**The exercise**
Reproduce the records that follow in full, excluding any picture they contain.

**Saved data entries**

<<<<

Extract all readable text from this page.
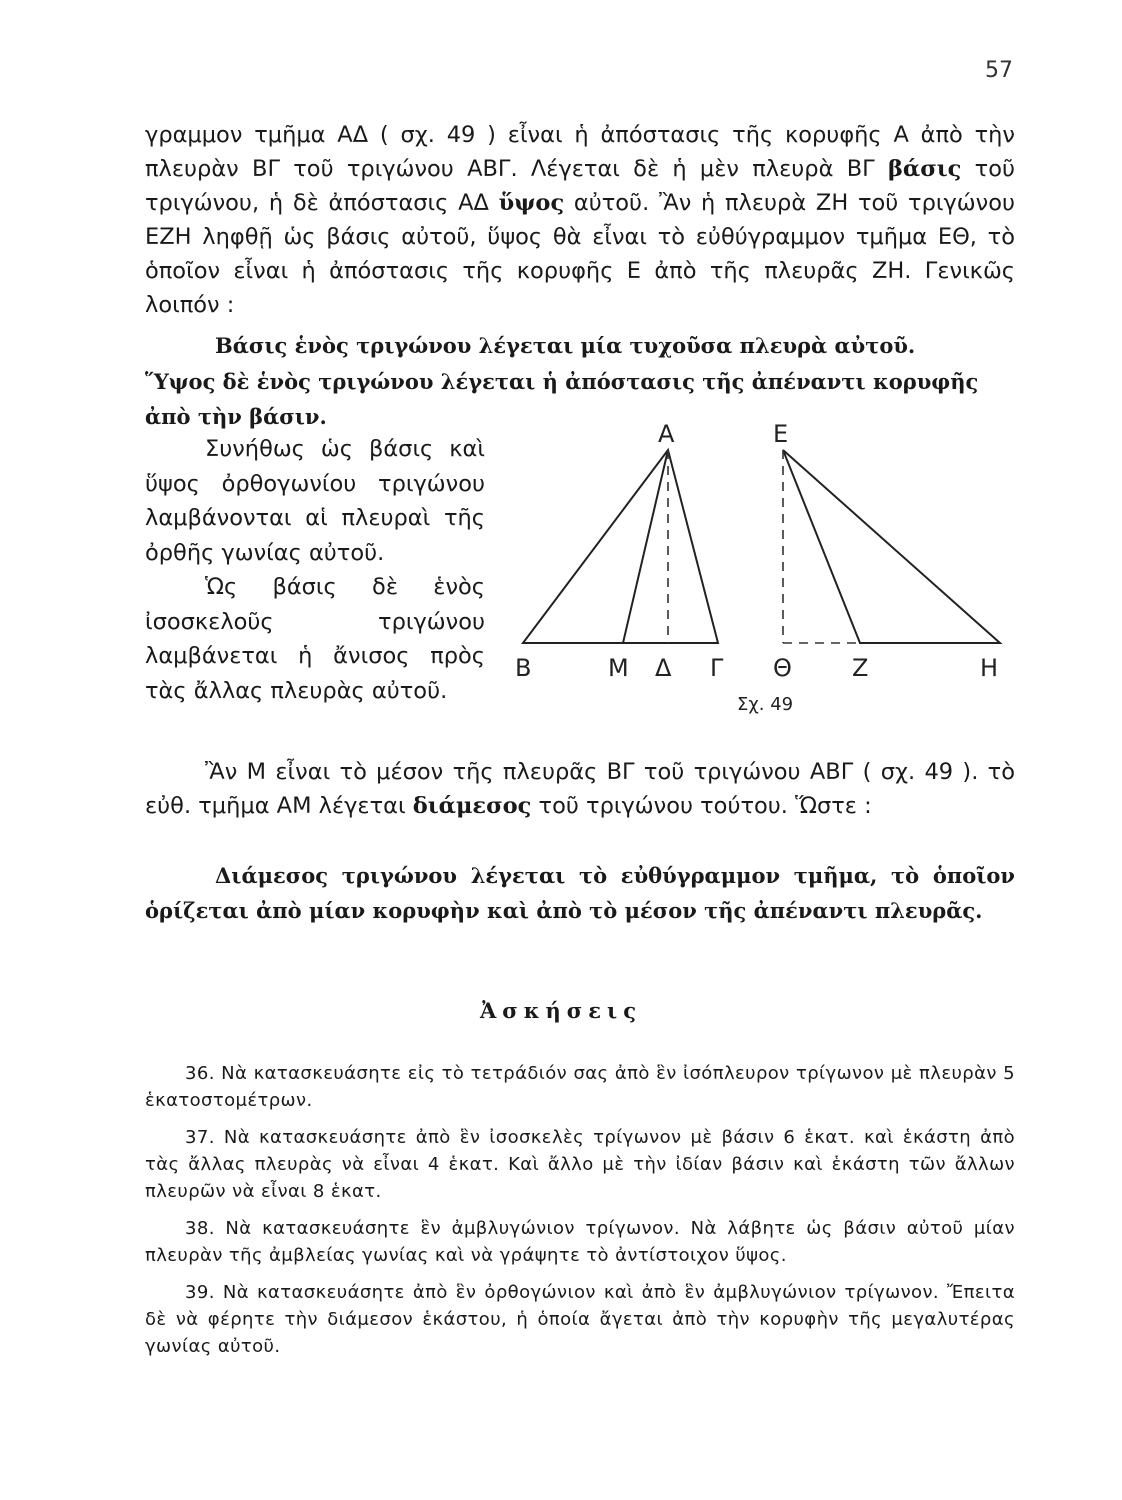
57
γραμμον τμῆμα ΑΔ ( σχ. 49 ) εἶναι ἡ ἀπόστασις τῆς κορυφῆς Α ἀπὸ τὴν πλευρὰν ΒΓ τοῦ τριγώνου ΑΒΓ. Λέγεται δὲ ἡ μὲν πλευρὰ ΒΓ βάσις τοῦ τριγώνου, ἡ δὲ ἀπόστασις ΑΔ ὕψος αὐτοῦ. Ἂν ἡ πλευρὰ ΖΗ τοῦ τριγώνου ΕΖΗ ληφθῇ ὡς βάσις αὐτοῦ, ὕψος θὰ εἶναι τὸ εὐθύγραμμον τμῆμα ΕΘ, τὸ ὁποῖον εἶναι ἡ ἀπόστασις τῆς κορυφῆς Ε ἀπὸ τῆς πλευρᾶς ΖΗ. Γενικῶς λοιπόν :
Βάσις ἑνὸς τριγώνου λέγεται μία τυχοῦσα πλευρὰ αὐτοῦ.
Ὕψος δὲ ἑνὸς τριγώνου λέγεται ἡ ἀπόστασις τῆς ἀπέναντι κορυφῆς ἀπὸ τὴν βάσιν.

Συνήθως ὡς βάσις καὶ ὕψος ὀρθογωνίου τριγώνου λαμβάνονται αἱ πλευραὶ τῆς ὀρθῆς γωνίας αὐτοῦ.

Ὡς βάσις δὲ ἑνὸς ἰσοσκελοῦς τριγώνου λαμβάνεται ἡ ἄνισος πρὸς τὰς ἄλλας πλευρὰς αὐτοῦ.

Α	Ε
Β	Μ Δ Γ Θ	Ζ	Η
Σχ. 49
Ἂν Μ εἶναι τὸ μέσον τῆς πλευρᾶς ΒΓ τοῦ τριγώνου ΑΒΓ ( σχ. 49 ). τὸ εὐθ. τμῆμα ΑΜ λέγεται διάμεσος τοῦ τριγώνου τούτου. Ὥστε :
Διάμεσος τριγώνου λέγεται τὸ εὐθύγραμμον τμῆμα, τὸ ὁποῖον ὁρίζεται ἀπὸ μίαν κορυφὴν καὶ ἀπὸ τὸ μέσον τῆς ἀπέναντι πλευρᾶς.
Ἀσκήσεις

36. Νὰ κατασκευάσητε εἰς τὸ τετράδιόν σας ἀπὸ ἓν ἰσόπλευρον τρίγωνον μὲ πλευρὰν 5 ἑκατοστομέτρων.

37. Νὰ κατασκευάσητε ἀπὸ ἓν ἰσοσκελὲς τρίγωνον μὲ βάσιν 6 ἑκατ. καὶ ἑκάστη ἀπὸ τὰς ἄλλας πλευρὰς νὰ εἶναι 4 ἑκατ. Καὶ ἄλλο μὲ τὴν ἰδίαν βάσιν καὶ ἑκάστη τῶν ἄλλων πλευρῶν νὰ εἶναι 8 ἑκατ.

38. Νὰ κατασκευάσητε ἓν ἀμβλυγώνιον τρίγωνον. Νὰ λάβητε ὡς βάσιν αὐτοῦ μίαν πλευρὰν τῆς ἀμβλείας γωνίας καὶ νὰ γράψητε τὸ ἀντίστοιχον ὕψος.

39. Νὰ κατασκευάσητε ἀπὸ ἓν ὀρθογώνιον καὶ ἀπὸ ἓν ἀμβλυγώνιον τρίγωνον. Ἔπειτα δὲ νὰ φέρητε τὴν διάμεσον ἑκάστου, ἡ ὁποία ἄγεται ἀπὸ τὴν κορυφὴν τῆς μεγαλυτέρας γωνίας αὐτοῦ.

>>>>

**Result for this task**
Extract all readable text from this page.
57
γραμμον τμῆμα ΑΔ ( σχ. 49 ) εἶναι ἡ ἀπόστασις τῆς κορυφῆς Α ἀπὸ τὴν πλευρὰν ΒΓ τοῦ τριγώνου ΑΒΓ. Λέγεται δὲ ἡ μὲν πλευρὰ ΒΓ βάσις τοῦ τριγώνου, ἡ δὲ ἀπόστασις ΑΔ ὕψος αὐτοῦ. Ἂν ἡ πλευρὰ ΖΗ τοῦ τριγώνου ΕΖΗ ληφθῇ ὡς βάσις αὐτοῦ, ὕψος θὰ εἶναι τὸ εὐθύγραμμον τμῆμα ΕΘ, τὸ ὁποῖον εἶναι ἡ ἀπόστασις τῆς κορυφῆς Ε ἀπὸ τῆς πλευρᾶς ΖΗ. Γενικῶς λοιπόν :
Βάσις ἑνὸς τριγώνου λέγεται μία τυχοῦσα πλευρὰ αὐτοῦ.
Ὕψος δὲ ἑνὸς τριγώνου λέγεται ἡ ἀπόστασις τῆς ἀπέναντι κορυφῆς ἀπὸ τὴν βάσιν.

Συνήθως ὡς βάσις καὶ ὕψος ὀρθογωνίου τριγώνου λαμβάνονται αἱ πλευραὶ τῆς ὀρθῆς γωνίας αὐτοῦ.

Ὡς βάσις δὲ ἑνὸς ἰσοσκελοῦς τριγώνου λαμβάνεται ἡ ἄνισος πρὸς τὰς ἄλλας πλευρὰς αὐτοῦ.

Α	Ε
Β	Μ Δ Γ Θ	Ζ	Η
Σχ. 49
Ἂν Μ εἶναι τὸ μέσον τῆς πλευρᾶς ΒΓ τοῦ τριγώνου ΑΒΓ ( σχ. 49 ). τὸ εὐθ. τμῆμα ΑΜ λέγεται διάμεσος τοῦ τριγώνου τούτου. Ὥστε :
Διάμεσος τριγώνου λέγεται τὸ εὐθύγραμμον τμῆμα, τὸ ὁποῖον ὁρίζεται ἀπὸ μίαν κορυφὴν καὶ ἀπὸ τὸ μέσον τῆς ἀπέναντι πλευρᾶς.
Ἀσκήσεις

36. Νὰ κατασκευάσητε εἰς τὸ τετράδιόν σας ἀπὸ ἓν ἰσόπλευρον τρίγωνον μὲ πλευρὰν 5 ἑκατοστομέτρων.

37. Νὰ κατασκευάσητε ἀπὸ ἓν ἰσοσκελὲς τρίγωνον μὲ βάσιν 6 ἑκατ. καὶ ἑκάστη ἀπὸ τὰς ἄλλας πλευρὰς νὰ εἶναι 4 ἑκατ. Καὶ ἄλλο μὲ τὴν ἰδίαν βάσιν καὶ ἑκάστη τῶν ἄλλων πλευρῶν νὰ εἶναι 8 ἑκατ.

38. Νὰ κατασκευάσητε ἓν ἀμβλυγώνιον τρίγωνον. Νὰ λάβητε ὡς βάσιν αὐτοῦ μίαν πλευρὰν τῆς ἀμβλείας γωνίας καὶ νὰ γράψητε τὸ ἀντίστοιχον ὕψος.

39. Νὰ κατασκευάσητε ἀπὸ ἓν ὀρθογώνιον καὶ ἀπὸ ἓν ἀμβλυγώνιον τρίγωνον. Ἔπειτα δὲ νὰ φέρητε τὴν διάμεσον ἑκάστου, ἡ ὁποία ἄγεται ἀπὸ τὴν κορυφὴν τῆς μεγαλυτέρας γωνίας αὐτοῦ.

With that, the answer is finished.